**DATASET CONTENT**.
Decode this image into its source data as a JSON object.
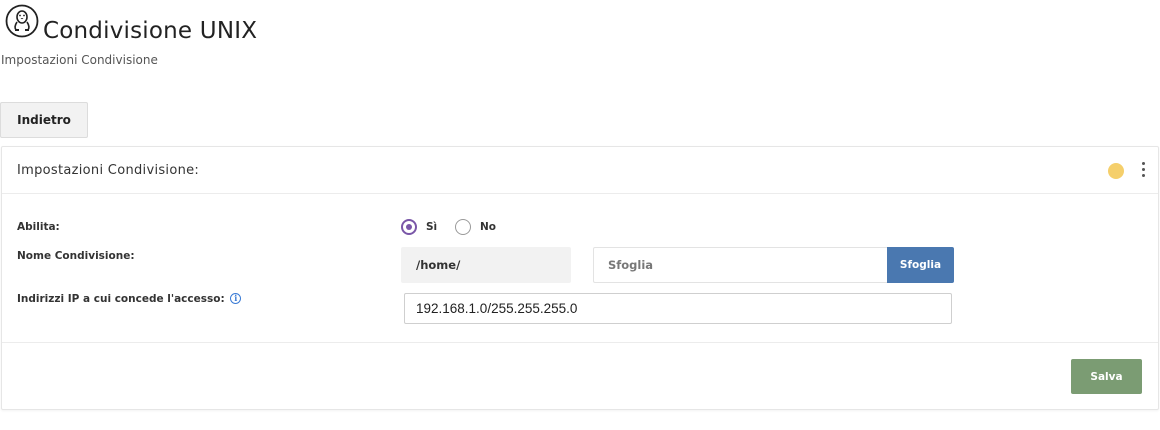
{
  "header": {
    "logo_icon": "tux-linux-icon",
    "title": "Condivisione UNIX",
    "subtitle": "Impostazioni Condivisione"
  },
  "toolbar": {
    "back_label": "Indietro"
  },
  "panel": {
    "title": "Impostazioni Condivisione:",
    "status_color": "#f5cf6b",
    "menu_icon": "kebab-menu-icon",
    "fields": {
      "enable": {
        "label": "Abilita:",
        "options": [
          "Sì",
          "No"
        ],
        "selected": "Sì"
      },
      "share_name": {
        "label": "Nome Condivisione:",
        "prefix": "/home/",
        "value": "",
        "placeholder": "Sfoglia",
        "browse_label": "Sfoglia"
      },
      "ip_access": {
        "label": "Indirizzi IP a cui concede l'accesso:",
        "info_icon": "info-icon",
        "value": "192.168.1.0/255.255.255.0"
      }
    },
    "save_label": "Salva"
  },
  "colors": {
    "accent_radio": "#7a57a8",
    "browse_button": "#4a78b0",
    "save_button": "#7b9c73",
    "status_dot": "#f5cf6b"
  }
}
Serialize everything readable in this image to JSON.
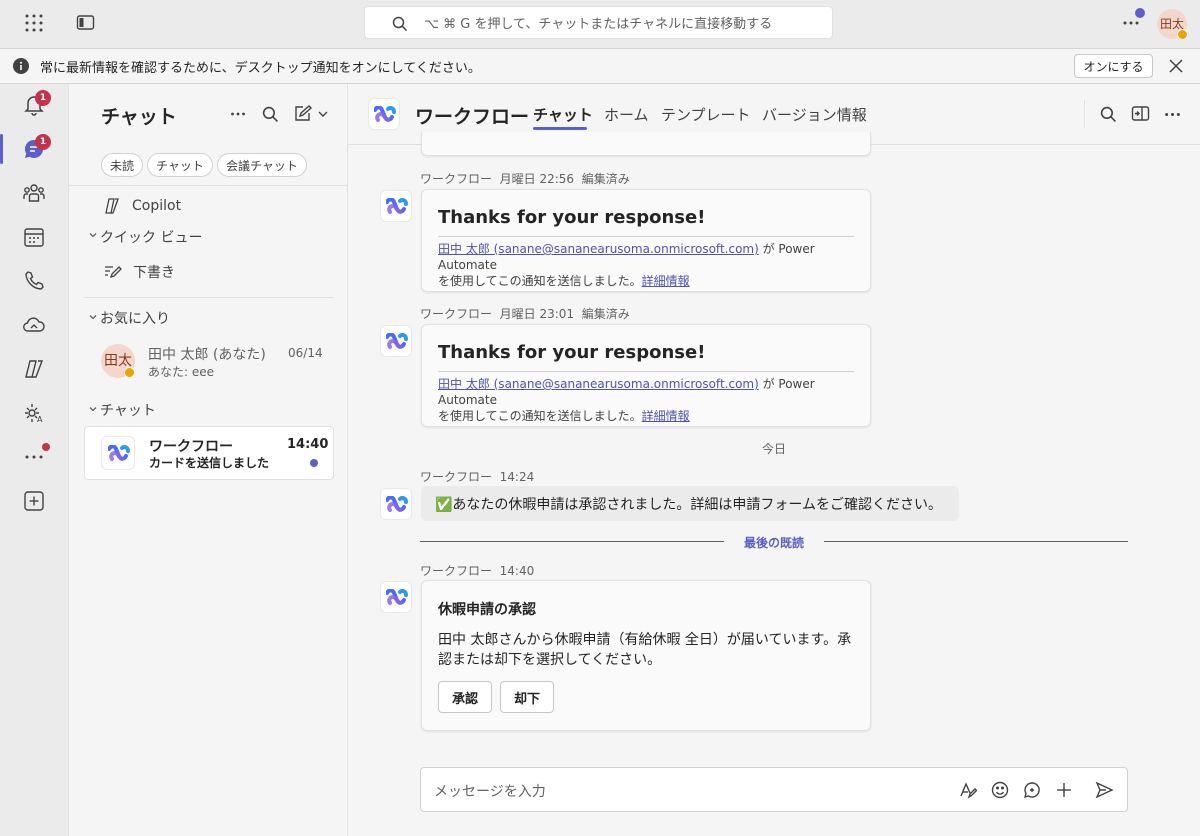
{
  "titlebar": {
    "search_placeholder": "⌥ ⌘ G を押して、チャットまたはチャネルに直接移動する",
    "avatar_initials": "田太"
  },
  "banner": {
    "text": "常に最新情報を確認するために、デスクトップ通知をオンにしてください。",
    "button_label": "オンにする"
  },
  "rail": {
    "activity_badge": "1",
    "chat_badge": "1"
  },
  "chatlist": {
    "title": "チャット",
    "filters": [
      "未読",
      "チャット",
      "会議チャット"
    ],
    "copilot_label": "Copilot",
    "quickview_label": "クイック ビュー",
    "drafts_label": "下書き",
    "favorites_label": "お気に入り",
    "favorite_item": {
      "initials": "田太",
      "name": "田中 太郎 (あなた)",
      "date": "06/14",
      "preview": "あなた: eee"
    },
    "chats_label": "チャット",
    "chat_item": {
      "name": "ワークフロー",
      "time": "14:40",
      "preview": "カードを送信しました"
    }
  },
  "chat": {
    "title": "ワークフロー",
    "tabs": [
      "チャット",
      "ホーム",
      "テンプレート",
      "バージョン情報"
    ],
    "messages": [
      {
        "sender": "ワークフロー",
        "time": "月曜日 22:56",
        "edited": "編集済み",
        "card_title": "Thanks for your response!",
        "footer_link": "田中 太郎 (sanane@sananearusoma.onmicrosoft.com)",
        "footer_text_1": " が Power Automate",
        "footer_text_2": "を使用してこの通知を送信しました。",
        "footer_more": "詳細情報"
      },
      {
        "sender": "ワークフロー",
        "time": "月曜日 23:01",
        "edited": "編集済み",
        "card_title": "Thanks for your response!",
        "footer_link": "田中 太郎 (sanane@sananearusoma.onmicrosoft.com)",
        "footer_text_1": " が Power Automate",
        "footer_text_2": "を使用してこの通知を送信しました。",
        "footer_more": "詳細情報"
      }
    ],
    "today_label": "今日",
    "msg3": {
      "sender": "ワークフロー",
      "time": "14:24",
      "text": "✅あなたの休暇申請は承認されました。詳細は申請フォームをご確認ください。"
    },
    "last_read_label": "最後の既読",
    "msg4": {
      "sender": "ワークフロー",
      "time": "14:40",
      "card_title": "休暇申請の承認",
      "body": "田中 太郎さんから休暇申請（有給休暇 全日）が届いています。承認または却下を選択してください。",
      "approve_label": "承認",
      "reject_label": "却下"
    },
    "composer_placeholder": "メッセージを入力"
  },
  "colors": {
    "accent": "#5b5fc7",
    "badge": "#c4314b",
    "link": "#4f52b2"
  }
}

**REQUIREMENTS**.
Reproduce every line exactly and omit all pictures.

**RESULT FOR THIS TASK**.
Decode this image into its source data as a JSON object.
{
  "header": {
    "logo_icon": "tux-linux-icon",
    "title": "Condivisione UNIX",
    "subtitle": "Impostazioni Condivisione"
  },
  "toolbar": {
    "back_label": "Indietro"
  },
  "panel": {
    "title": "Impostazioni Condivisione:",
    "status_color": "#f5cf6b",
    "menu_icon": "kebab-menu-icon",
    "fields": {
      "enable": {
        "label": "Abilita:",
        "options": [
          "Sì",
          "No"
        ],
        "selected": "Sì"
      },
      "share_name": {
        "label": "Nome Condivisione:",
        "prefix": "/home/",
        "value": "",
        "placeholder": "Sfoglia",
        "browse_label": "Sfoglia"
      },
      "ip_access": {
        "label": "Indirizzi IP a cui concede l'accesso:",
        "info_icon": "info-icon",
        "value": "192.168.1.0/255.255.255.0"
      }
    },
    "save_label": "Salva"
  },
  "colors": {
    "accent_radio": "#7a57a8",
    "browse_button": "#4a78b0",
    "save_button": "#7b9c73",
    "status_dot": "#f5cf6b"
  }
}
Serialize everything readable in this image to JSON.
{
  "titlebar": {
    "search_placeholder": "⌥ ⌘ G を押して、チャットまたはチャネルに直接移動する",
    "avatar_initials": "田太"
  },
  "banner": {
    "text": "常に最新情報を確認するために、デスクトップ通知をオンにしてください。",
    "button_label": "オンにする"
  },
  "rail": {
    "activity_badge": "1",
    "chat_badge": "1"
  },
  "chatlist": {
    "title": "チャット",
    "filters": [
      "未読",
      "チャット",
      "会議チャット"
    ],
    "copilot_label": "Copilot",
    "quickview_label": "クイック ビュー",
    "drafts_label": "下書き",
    "favorites_label": "お気に入り",
    "favorite_item": {
      "initials": "田太",
      "name": "田中 太郎 (あなた)",
      "date": "06/14",
      "preview": "あなた: eee"
    },
    "chats_label": "チャット",
    "chat_item": {
      "name": "ワークフロー",
      "time": "14:40",
      "preview": "カードを送信しました"
    }
  },
  "chat": {
    "title": "ワークフロー",
    "tabs": [
      "チャット",
      "ホーム",
      "テンプレート",
      "バージョン情報"
    ],
    "messages": [
      {
        "sender": "ワークフロー",
        "time": "月曜日 22:56",
        "edited": "編集済み",
        "card_title": "Thanks for your response!",
        "footer_link": "田中 太郎 (sanane@sananearusoma.onmicrosoft.com)",
        "footer_text_1": " が Power Automate",
        "footer_text_2": "を使用してこの通知を送信しました。",
        "footer_more": "詳細情報"
      },
      {
        "sender": "ワークフロー",
        "time": "月曜日 23:01",
        "edited": "編集済み",
        "card_title": "Thanks for your response!",
        "footer_link": "田中 太郎 (sanane@sananearusoma.onmicrosoft.com)",
        "footer_text_1": " が Power Automate",
        "footer_text_2": "を使用してこの通知を送信しました。",
        "footer_more": "詳細情報"
      }
    ],
    "today_label": "今日",
    "msg3": {
      "sender": "ワークフロー",
      "time": "14:24",
      "text": "✅あなたの休暇申請は承認されました。詳細は申請フォームをご確認ください。"
    },
    "last_read_label": "最後の既読",
    "msg4": {
      "sender": "ワークフロー",
      "time": "14:40",
      "card_title": "休暇申請の承認",
      "body": "田中 太郎さんから休暇申請（有給休暇 全日）が届いています。承認または却下を選択してください。",
      "approve_label": "承認",
      "reject_label": "却下"
    },
    "composer_placeholder": "メッセージを入力"
  },
  "colors": {
    "accent": "#5b5fc7",
    "badge": "#c4314b",
    "link": "#4f52b2"
  }
}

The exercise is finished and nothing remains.